SHORT PROBLEM :: Produce a verbatim copy of the entries listed below.
--- Begin GIVEN DATA ---
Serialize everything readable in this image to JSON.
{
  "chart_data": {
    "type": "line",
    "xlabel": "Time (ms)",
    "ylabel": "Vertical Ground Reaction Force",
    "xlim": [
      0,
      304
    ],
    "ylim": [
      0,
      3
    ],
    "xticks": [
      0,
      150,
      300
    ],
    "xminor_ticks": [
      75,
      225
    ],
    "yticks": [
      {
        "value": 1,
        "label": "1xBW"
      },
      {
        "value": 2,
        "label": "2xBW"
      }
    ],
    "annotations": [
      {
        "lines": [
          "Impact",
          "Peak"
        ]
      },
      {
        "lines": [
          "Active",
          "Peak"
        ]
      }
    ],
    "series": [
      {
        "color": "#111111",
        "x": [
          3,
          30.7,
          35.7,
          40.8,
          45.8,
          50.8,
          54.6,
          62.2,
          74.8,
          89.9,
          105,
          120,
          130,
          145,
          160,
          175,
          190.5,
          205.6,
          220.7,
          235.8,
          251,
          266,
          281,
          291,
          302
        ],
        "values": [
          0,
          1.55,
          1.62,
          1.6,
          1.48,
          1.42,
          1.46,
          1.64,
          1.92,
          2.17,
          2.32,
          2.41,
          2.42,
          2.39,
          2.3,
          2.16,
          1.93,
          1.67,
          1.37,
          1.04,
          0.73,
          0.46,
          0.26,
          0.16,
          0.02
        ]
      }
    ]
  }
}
--- End GIVEN DATA ---
WRITTEN ANSWER ::
Serialize everything readable in this image to JSON.
{
  "chart_data": {
    "type": "line",
    "xlabel": "Time (ms)",
    "ylabel": "Vertical Ground Reaction Force",
    "xlim": [
      0,
      304
    ],
    "ylim": [
      0,
      3
    ],
    "xticks": [
      0,
      150,
      300
    ],
    "xminor_ticks": [
      75,
      225
    ],
    "yticks": [
      {
        "value": 1,
        "label": "1xBW"
      },
      {
        "value": 2,
        "label": "2xBW"
      }
    ],
    "annotations": [
      {
        "lines": [
          "Impact",
          "Peak"
        ]
      },
      {
        "lines": [
          "Active",
          "Peak"
        ]
      }
    ],
    "series": [
      {
        "color": "#111111",
        "x": [
          3,
          30.7,
          35.7,
          40.8,
          45.8,
          50.8,
          54.6,
          62.2,
          74.8,
          89.9,
          105,
          120,
          130,
          145,
          160,
          175,
          190.5,
          205.6,
          220.7,
          235.8,
          251,
          266,
          281,
          291,
          302
        ],
        "values": [
          0,
          1.55,
          1.62,
          1.6,
          1.48,
          1.42,
          1.46,
          1.64,
          1.92,
          2.17,
          2.32,
          2.41,
          2.42,
          2.39,
          2.3,
          2.16,
          1.93,
          1.67,
          1.37,
          1.04,
          0.73,
          0.46,
          0.26,
          0.16,
          0.02
        ]
      }
    ]
  }
}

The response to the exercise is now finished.